GIVEN REQUEST: Collect all lines containing the word "colors" from the data.

RAW DATA:

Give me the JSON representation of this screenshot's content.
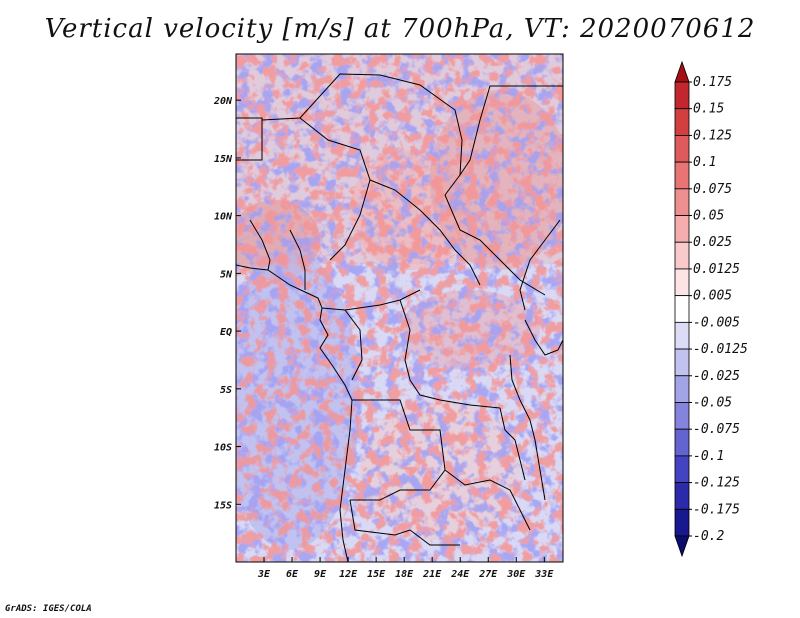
{
  "title": "Vertical velocity [m/s] at 700hPa, VT: 2020070612",
  "footer": "GrADS: IGES/COLA",
  "chart_data": {
    "type": "heatmap",
    "variable": "Vertical velocity",
    "units": "m/s",
    "level": "700hPa",
    "valid_time": "2020070612",
    "lon_range": [
      0,
      35
    ],
    "lat_range": [
      -20,
      24
    ],
    "lon_ticks": [
      "3E",
      "6E",
      "9E",
      "12E",
      "15E",
      "18E",
      "21E",
      "24E",
      "27E",
      "30E",
      "33E"
    ],
    "lat_ticks": [
      "20N",
      "15N",
      "10N",
      "5N",
      "EQ",
      "5S",
      "10S",
      "15S"
    ],
    "colorbar": {
      "labels": [
        "0.175",
        "0.15",
        "0.125",
        "0.1",
        "0.075",
        "0.05",
        "0.025",
        "0.0125",
        "0.005",
        "-0.005",
        "-0.0125",
        "-0.025",
        "-0.05",
        "-0.075",
        "-0.1",
        "-0.125",
        "-0.175",
        "-0.2"
      ],
      "colors": [
        "#a50f15",
        "#c1272d",
        "#d23f3f",
        "#df5a5a",
        "#e87474",
        "#ef9090",
        "#f5adad",
        "#f9caca",
        "#fde4e4",
        "#ffffff",
        "#dcdcf7",
        "#c2c2f0",
        "#a3a3e8",
        "#8484dd",
        "#6363d1",
        "#4444c2",
        "#2a2aab",
        "#18188f",
        "#0c0c6e"
      ]
    }
  }
}
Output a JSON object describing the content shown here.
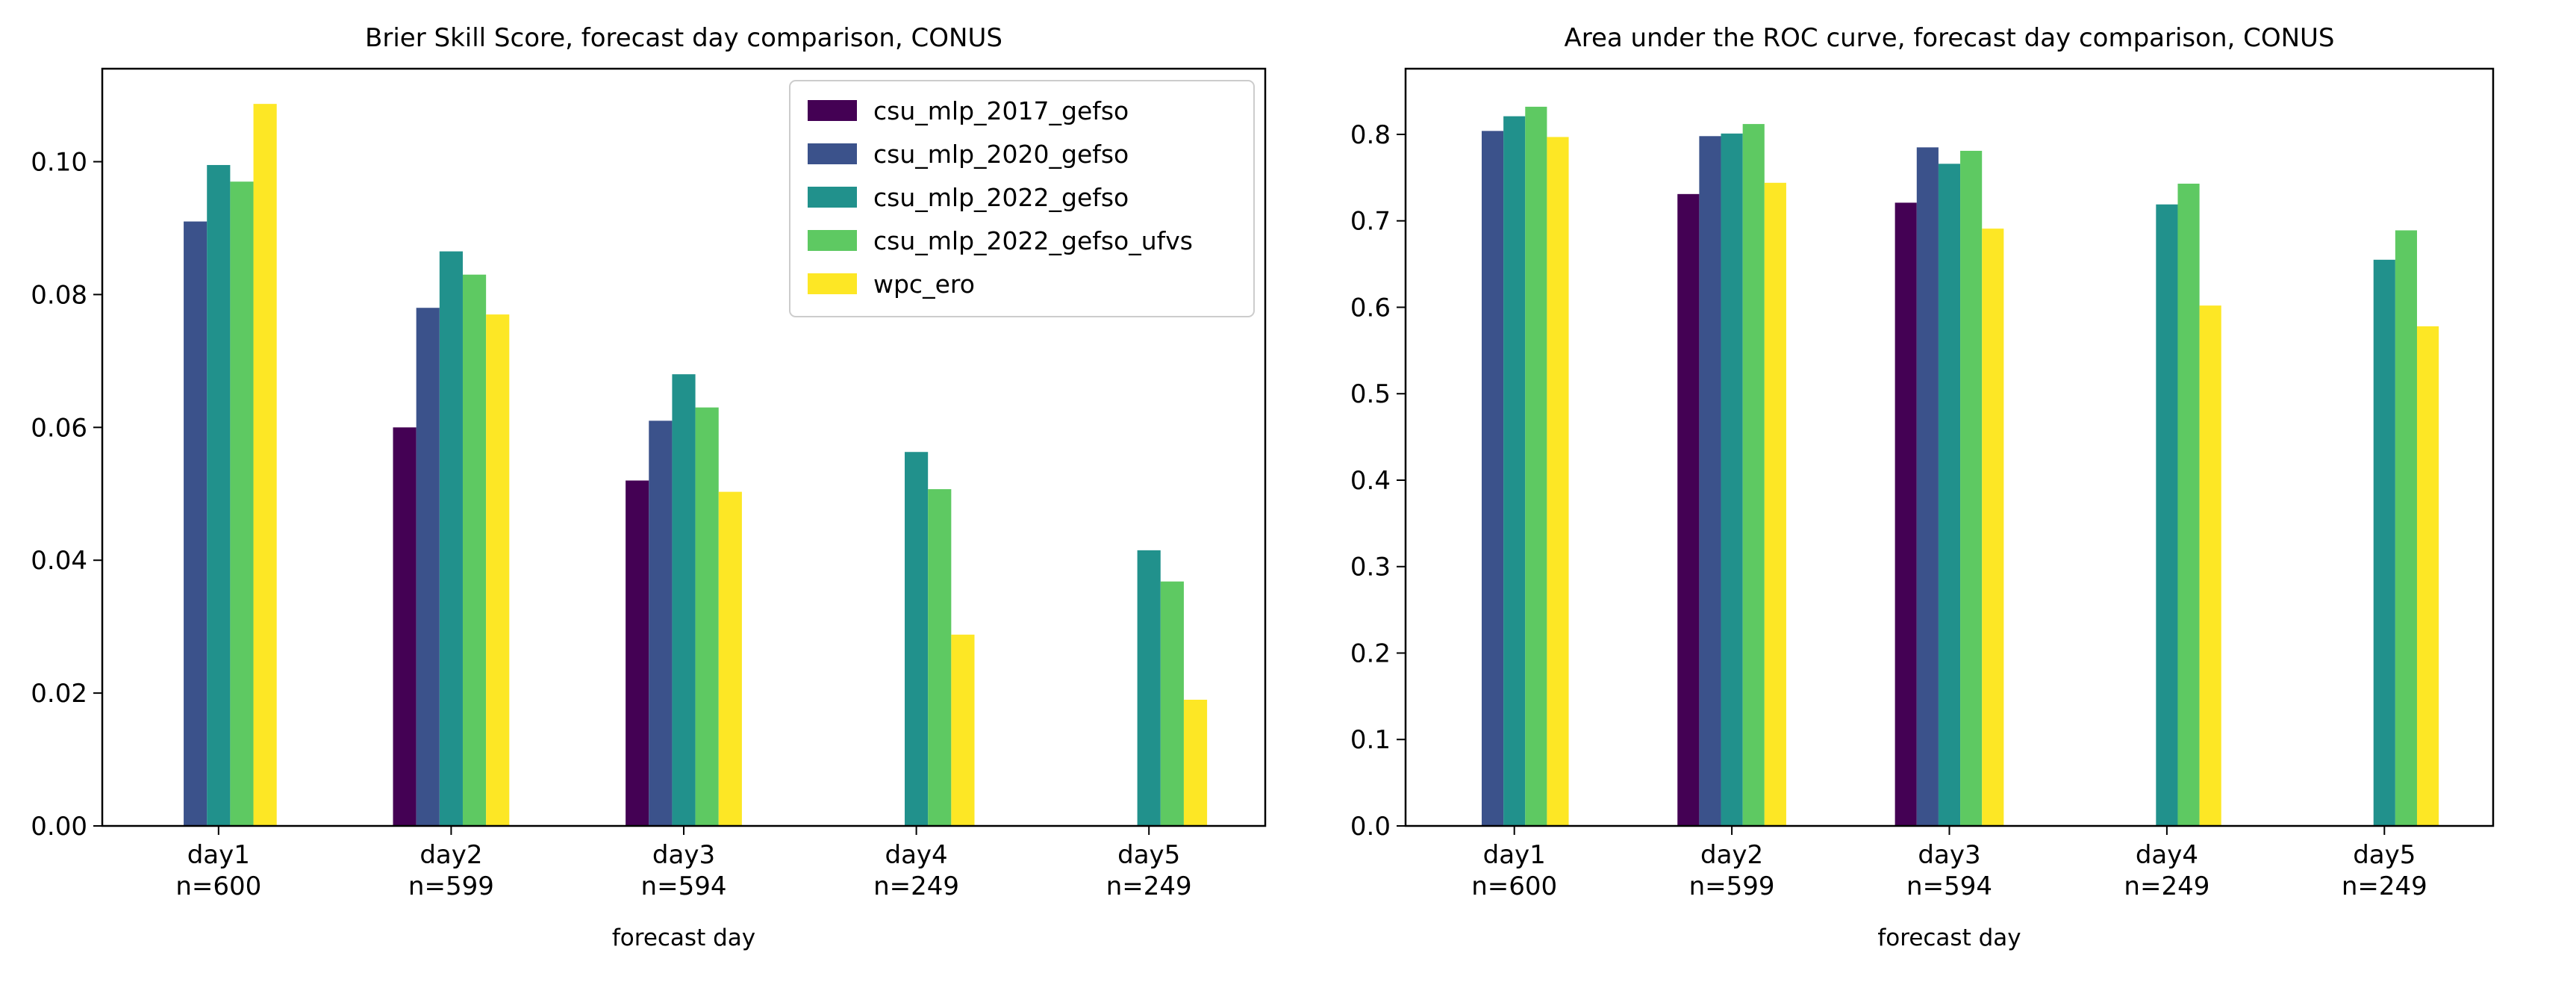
{
  "chart_data": [
    {
      "type": "bar",
      "title": "Brier Skill Score, forecast day comparison, CONUS",
      "xlabel": "forecast day",
      "ylabel": "",
      "categories": [
        "day1\nn=600",
        "day2\nn=599",
        "day3\nn=594",
        "day4\nn=249",
        "day5\nn=249"
      ],
      "ylim": [
        0,
        0.114
      ],
      "yticks": [
        0.0,
        0.02,
        0.04,
        0.06,
        0.08,
        0.1
      ],
      "ytick_labels": [
        "0.00",
        "0.02",
        "0.04",
        "0.06",
        "0.08",
        "0.10"
      ],
      "grid": false,
      "legend": "top-right",
      "series": [
        {
          "name": "csu_mlp_2017_gefso",
          "color": "#440154",
          "values": [
            null,
            0.06,
            0.052,
            null,
            null
          ]
        },
        {
          "name": "csu_mlp_2020_gefso",
          "color": "#3b528b",
          "values": [
            0.091,
            0.078,
            0.061,
            null,
            null
          ]
        },
        {
          "name": "csu_mlp_2022_gefso",
          "color": "#21918c",
          "values": [
            0.0995,
            0.0865,
            0.068,
            0.0563,
            0.0415
          ]
        },
        {
          "name": "csu_mlp_2022_gefso_ufvs",
          "color": "#5ec962",
          "values": [
            0.097,
            0.083,
            0.063,
            0.0507,
            0.0368
          ]
        },
        {
          "name": "wpc_ero",
          "color": "#fde725",
          "values": [
            0.1087,
            0.077,
            0.0503,
            0.0288,
            0.019
          ]
        }
      ]
    },
    {
      "type": "bar",
      "title": "Area under the ROC curve, forecast day comparison, CONUS",
      "xlabel": "forecast day",
      "ylabel": "",
      "categories": [
        "day1\nn=600",
        "day2\nn=599",
        "day3\nn=594",
        "day4\nn=249",
        "day5\nn=249"
      ],
      "ylim": [
        0,
        0.876
      ],
      "yticks": [
        0.0,
        0.1,
        0.2,
        0.3,
        0.4,
        0.5,
        0.6,
        0.7,
        0.8
      ],
      "ytick_labels": [
        "0.0",
        "0.1",
        "0.2",
        "0.3",
        "0.4",
        "0.5",
        "0.6",
        "0.7",
        "0.8"
      ],
      "grid": false,
      "legend": "none",
      "series": [
        {
          "name": "csu_mlp_2017_gefso",
          "color": "#440154",
          "values": [
            null,
            0.731,
            0.721,
            null,
            null
          ]
        },
        {
          "name": "csu_mlp_2020_gefso",
          "color": "#3b528b",
          "values": [
            0.804,
            0.798,
            0.785,
            null,
            null
          ]
        },
        {
          "name": "csu_mlp_2022_gefso",
          "color": "#21918c",
          "values": [
            0.821,
            0.801,
            0.766,
            0.719,
            0.655
          ]
        },
        {
          "name": "csu_mlp_2022_gefso_ufvs",
          "color": "#5ec962",
          "values": [
            0.832,
            0.812,
            0.781,
            0.743,
            0.689
          ]
        },
        {
          "name": "wpc_ero",
          "color": "#fde725",
          "values": [
            0.797,
            0.744,
            0.691,
            0.602,
            0.578
          ]
        }
      ]
    }
  ]
}
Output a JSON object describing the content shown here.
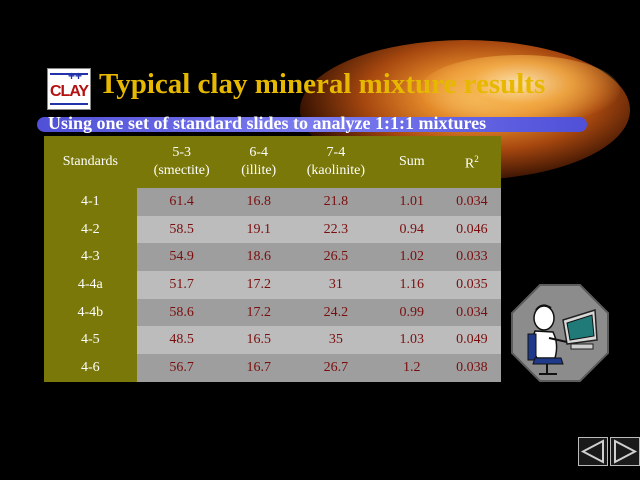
{
  "slide": {
    "title": "Typical clay mineral mixture results",
    "subtitle": "Using one set of standard slides to analyze 1:1:1 mixtures",
    "logo_text": "CLAY",
    "logo_plus": "++"
  },
  "table": {
    "headers": {
      "standards": "Standards",
      "c1_line1": "5-3",
      "c1_line2": "(smectite)",
      "c2_line1": "6-4",
      "c2_line2": "(illite)",
      "c3_line1": "7-4",
      "c3_line2": "(kaolinite)",
      "sum": "Sum",
      "r2_base": "R",
      "r2_sup": "2"
    },
    "rows": [
      [
        "4-1",
        "61.4",
        "16.8",
        "21.8",
        "1.01",
        "0.034"
      ],
      [
        "4-2",
        "58.5",
        "19.1",
        "22.3",
        "0.94",
        "0.046"
      ],
      [
        "4-3",
        "54.9",
        "18.6",
        "26.5",
        "1.02",
        "0.033"
      ],
      [
        "4-4a",
        "51.7",
        "17.2",
        "31",
        "1.16",
        "0.035"
      ],
      [
        "4-4b",
        "58.6",
        "17.2",
        "24.2",
        "0.99",
        "0.034"
      ],
      [
        "4-5",
        "48.5",
        "16.5",
        "35",
        "1.03",
        "0.049"
      ],
      [
        "4-6",
        "56.7",
        "16.7",
        "26.7",
        "1.2",
        "0.038"
      ]
    ]
  },
  "icons": {
    "logo": "clay-logo-icon",
    "computer_user": "computer-user-icon",
    "prev": "back-arrow-icon",
    "next": "forward-arrow-icon"
  },
  "colors": {
    "title": "#e6b800",
    "header_bg": "#7a7808",
    "cell_text": "#7a0e0e",
    "subtitle_bar": "#6a6ae8"
  }
}
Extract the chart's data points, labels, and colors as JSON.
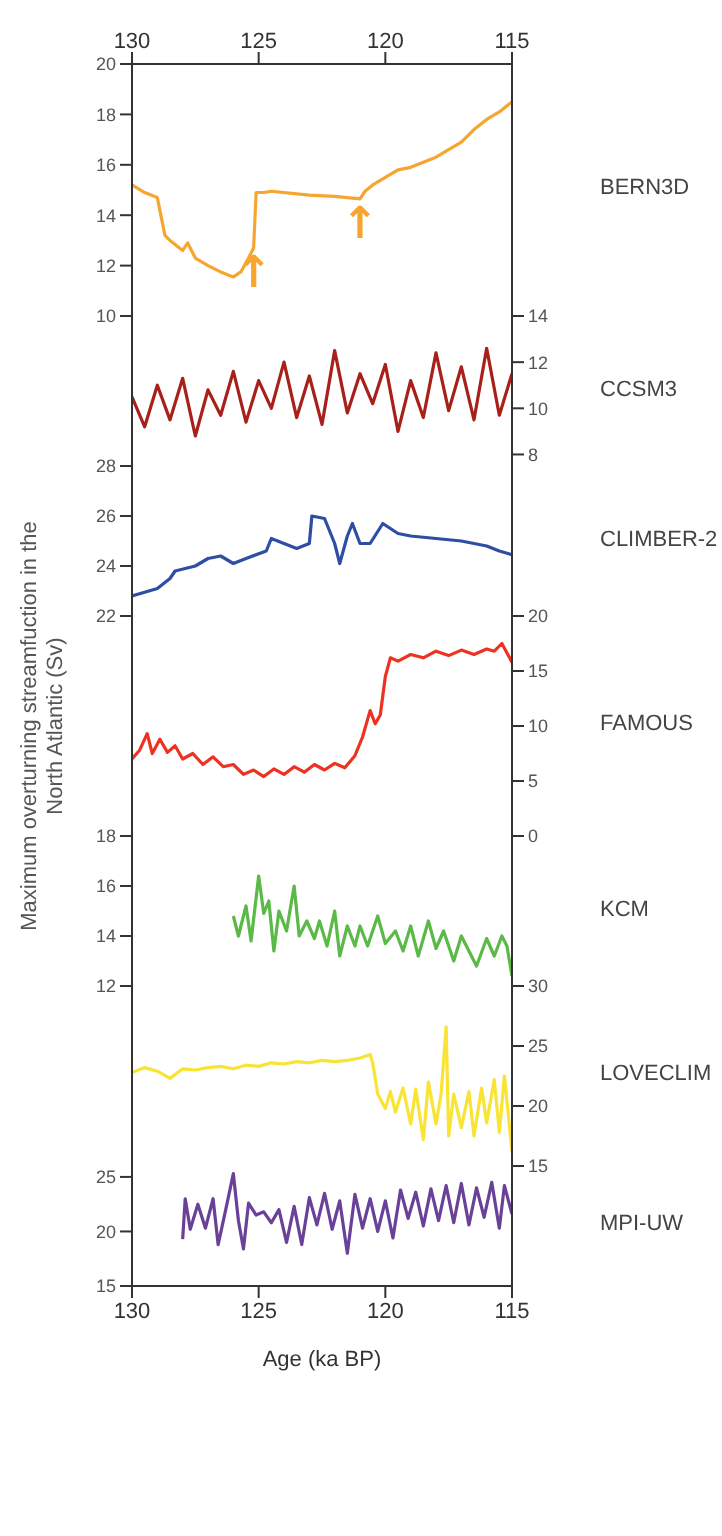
{
  "chart_data": [
    {
      "type": "line",
      "xlim": [
        130,
        115
      ],
      "xticks": [
        130,
        125,
        120,
        115
      ],
      "ylim": [
        10,
        20
      ],
      "yticks": [
        10,
        12,
        14,
        16,
        18,
        20
      ],
      "series": [
        {
          "name": "BERN3D",
          "color": "#f7a531",
          "x": [
            130,
            129.5,
            129,
            128.7,
            128.5,
            128,
            127.8,
            127.5,
            127,
            126.5,
            126,
            125.7,
            125.4,
            125.2,
            125.1,
            124.8,
            124.5,
            123,
            122,
            121,
            120.8,
            120.5,
            120,
            119.5,
            119,
            118,
            117,
            116.5,
            116,
            115.5,
            115
          ],
          "values": [
            15.2,
            14.9,
            14.7,
            13.2,
            13.0,
            12.6,
            12.9,
            12.3,
            12.0,
            11.75,
            11.55,
            11.75,
            12.3,
            12.7,
            14.9,
            14.9,
            14.95,
            14.8,
            14.75,
            14.65,
            14.95,
            15.2,
            15.5,
            15.8,
            15.9,
            16.3,
            16.9,
            17.4,
            17.8,
            18.1,
            18.5
          ]
        }
      ],
      "annotations": [
        {
          "text": "↑",
          "x": 125.2,
          "y": 12.7
        },
        {
          "text": "↑",
          "x": 121,
          "y": 14.65
        }
      ]
    },
    {
      "type": "line",
      "xlim": [
        130,
        115
      ],
      "y2lim": [
        7.5,
        14
      ],
      "y2ticks": [
        8,
        10,
        12,
        14
      ],
      "tick_labels": "y2",
      "series": [
        {
          "name": "CCSM3",
          "color": "#a8201a",
          "axis": "y2",
          "x": [
            130,
            129.5,
            129,
            128.5,
            128,
            127.5,
            127,
            126.5,
            126,
            125.5,
            125,
            124.5,
            124,
            123.5,
            123,
            122.5,
            122,
            121.5,
            121,
            120.5,
            120,
            119.5,
            119,
            118.5,
            118,
            117.5,
            117,
            116.5,
            116,
            115.5,
            115
          ],
          "values": [
            10.5,
            9.2,
            11,
            9.5,
            11.3,
            8.8,
            10.8,
            9.7,
            11.6,
            9.4,
            11.2,
            10,
            12,
            9.6,
            11.4,
            9.3,
            12.5,
            9.8,
            11.5,
            10.2,
            11.9,
            9,
            11.2,
            9.6,
            12.4,
            9.9,
            11.8,
            9.5,
            12.6,
            9.7,
            11.5
          ]
        }
      ]
    },
    {
      "type": "line",
      "xlim": [
        130,
        115
      ],
      "ylim": [
        22,
        28
      ],
      "yticks": [
        22,
        24,
        26,
        28
      ],
      "tick_labels": "y",
      "series": [
        {
          "name": "CLIMBER-2",
          "color": "#2d4ea3",
          "x": [
            130,
            129.5,
            129,
            128.5,
            128.3,
            127.5,
            127,
            126.5,
            126,
            125.5,
            124.7,
            124.5,
            124,
            123.5,
            123,
            122.9,
            122.4,
            122,
            121.8,
            121.5,
            121.3,
            121,
            120.6,
            120.1,
            119.5,
            119,
            118,
            117,
            116,
            115.5,
            115
          ],
          "values": [
            22.8,
            22.95,
            23.1,
            23.5,
            23.8,
            24.0,
            24.3,
            24.4,
            24.1,
            24.3,
            24.6,
            25.1,
            24.9,
            24.7,
            24.9,
            26.0,
            25.9,
            24.9,
            24.1,
            25.2,
            25.7,
            24.9,
            24.9,
            25.7,
            25.3,
            25.2,
            25.1,
            25.0,
            24.8,
            24.6,
            24.45
          ]
        }
      ]
    },
    {
      "type": "line",
      "xlim": [
        130,
        115
      ],
      "y2lim": [
        0,
        20
      ],
      "y2ticks": [
        0,
        5,
        10,
        15,
        20
      ],
      "tick_labels": "y2",
      "ylabel": "Maximum overturning streamfuction in the North Atlantic (Sv)",
      "series": [
        {
          "name": "FAMOUS",
          "color": "#ee3222",
          "axis": "y2",
          "x": [
            130,
            129.7,
            129.4,
            129.2,
            128.9,
            128.6,
            128.3,
            128,
            127.6,
            127.2,
            126.8,
            126.4,
            126,
            125.6,
            125.2,
            124.8,
            124.4,
            124,
            123.6,
            123.2,
            122.8,
            122.4,
            122,
            121.6,
            121.2,
            120.9,
            120.6,
            120.4,
            120.2,
            120,
            119.8,
            119.5,
            119,
            118.5,
            118,
            117.5,
            117,
            116.5,
            116,
            115.7,
            115.4,
            115
          ],
          "values": [
            7,
            7.8,
            9.3,
            7.5,
            8.8,
            7.6,
            8.2,
            7,
            7.5,
            6.5,
            7.2,
            6.3,
            6.5,
            5.6,
            6.0,
            5.4,
            6.1,
            5.6,
            6.3,
            5.8,
            6.5,
            6.0,
            6.6,
            6.2,
            7.3,
            9,
            11.4,
            10.2,
            11.0,
            14.5,
            16.2,
            15.9,
            16.5,
            16.2,
            16.8,
            16.4,
            16.9,
            16.5,
            17.0,
            16.8,
            17.5,
            15.8
          ]
        }
      ]
    },
    {
      "type": "line",
      "xlim": [
        130,
        115
      ],
      "ylim": [
        12,
        18
      ],
      "yticks": [
        12,
        14,
        16,
        18
      ],
      "tick_labels": "y",
      "series": [
        {
          "name": "KCM",
          "color": "#5ab947",
          "x": [
            126,
            125.8,
            125.5,
            125.3,
            125.0,
            124.8,
            124.6,
            124.4,
            124.2,
            123.9,
            123.6,
            123.4,
            123.1,
            122.8,
            122.6,
            122.3,
            122,
            121.8,
            121.5,
            121.2,
            121,
            120.7,
            120.3,
            120,
            119.6,
            119.3,
            119,
            118.7,
            118.3,
            118,
            117.7,
            117.3,
            117,
            116.7,
            116.4,
            116,
            115.7,
            115.4,
            115.2,
            115
          ],
          "values": [
            14.8,
            14.0,
            15.2,
            13.8,
            16.4,
            14.9,
            15.4,
            13.4,
            15.0,
            14.2,
            16.0,
            14.0,
            14.6,
            13.9,
            14.6,
            13.6,
            15.0,
            13.2,
            14.4,
            13.6,
            14.4,
            13.6,
            14.8,
            13.7,
            14.2,
            13.4,
            14.4,
            13.2,
            14.6,
            13.5,
            14.2,
            13.0,
            14.0,
            13.4,
            12.8,
            13.9,
            13.2,
            14.0,
            13.6,
            12.4
          ]
        }
      ]
    },
    {
      "type": "line",
      "xlim": [
        130,
        115
      ],
      "y2lim": [
        15,
        30
      ],
      "y2ticks": [
        15,
        20,
        25,
        30
      ],
      "tick_labels": "y2",
      "series": [
        {
          "name": "LOVECLIM",
          "color": "#f9e435",
          "axis": "y2",
          "x": [
            130,
            129.5,
            129,
            128.5,
            128,
            127.5,
            127,
            126.5,
            126,
            125.5,
            125,
            124.5,
            124,
            123.5,
            123,
            122.5,
            122,
            121.5,
            121,
            120.6,
            120.5,
            120.3,
            120,
            119.8,
            119.6,
            119.3,
            119,
            118.8,
            118.5,
            118.3,
            118,
            117.8,
            117.6,
            117.5,
            117.3,
            117,
            116.7,
            116.5,
            116.2,
            116,
            115.7,
            115.5,
            115.3,
            115
          ],
          "values": [
            22.8,
            23.2,
            22.9,
            22.3,
            23.1,
            23.0,
            23.2,
            23.3,
            23.1,
            23.4,
            23.3,
            23.6,
            23.5,
            23.7,
            23.6,
            23.8,
            23.7,
            23.8,
            24.0,
            24.3,
            23.6,
            21.0,
            19.8,
            21.2,
            19.5,
            21.5,
            18.5,
            21.4,
            17.2,
            22.0,
            18.5,
            21.0,
            26.6,
            17.5,
            21.0,
            18.2,
            21.2,
            17.5,
            21.5,
            18.6,
            22.2,
            17.8,
            22.5,
            16.2
          ]
        }
      ]
    },
    {
      "type": "line",
      "xlim": [
        130,
        115
      ],
      "xticks": [
        130,
        125,
        120,
        115
      ],
      "xlabel": "Age (ka BP)",
      "ylim": [
        15,
        26
      ],
      "yticks": [
        15,
        20,
        25
      ],
      "series": [
        {
          "name": "MPI-UW",
          "color": "#6a4198",
          "x": [
            128,
            127.9,
            127.7,
            127.4,
            127.1,
            126.8,
            126.6,
            126.3,
            126,
            125.8,
            125.6,
            125.4,
            125.1,
            124.8,
            124.5,
            124.2,
            123.9,
            123.6,
            123.3,
            123,
            122.7,
            122.4,
            122.1,
            121.8,
            121.5,
            121.2,
            120.9,
            120.6,
            120.3,
            120,
            119.7,
            119.4,
            119.1,
            118.8,
            118.5,
            118.2,
            117.9,
            117.6,
            117.3,
            117,
            116.7,
            116.4,
            116.1,
            115.8,
            115.5,
            115.3,
            115
          ],
          "values": [
            19.3,
            23.0,
            20.2,
            22.5,
            20.3,
            23.0,
            18.8,
            22.0,
            25.3,
            21.0,
            18.4,
            22.6,
            21.5,
            21.8,
            20.8,
            22.0,
            19.0,
            22.3,
            18.8,
            23.1,
            20.6,
            23.5,
            20.2,
            22.8,
            18.0,
            23.4,
            20.3,
            23.0,
            20.0,
            22.8,
            19.4,
            23.8,
            21.2,
            23.6,
            20.5,
            23.9,
            21.0,
            24.2,
            20.8,
            24.4,
            20.6,
            24.0,
            21.3,
            24.5,
            20.3,
            24.2,
            21.6
          ]
        }
      ]
    }
  ]
}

REPLY:
      "colors": [
  "colors": {
Extract the chart's data points, labels, and colors as JSON.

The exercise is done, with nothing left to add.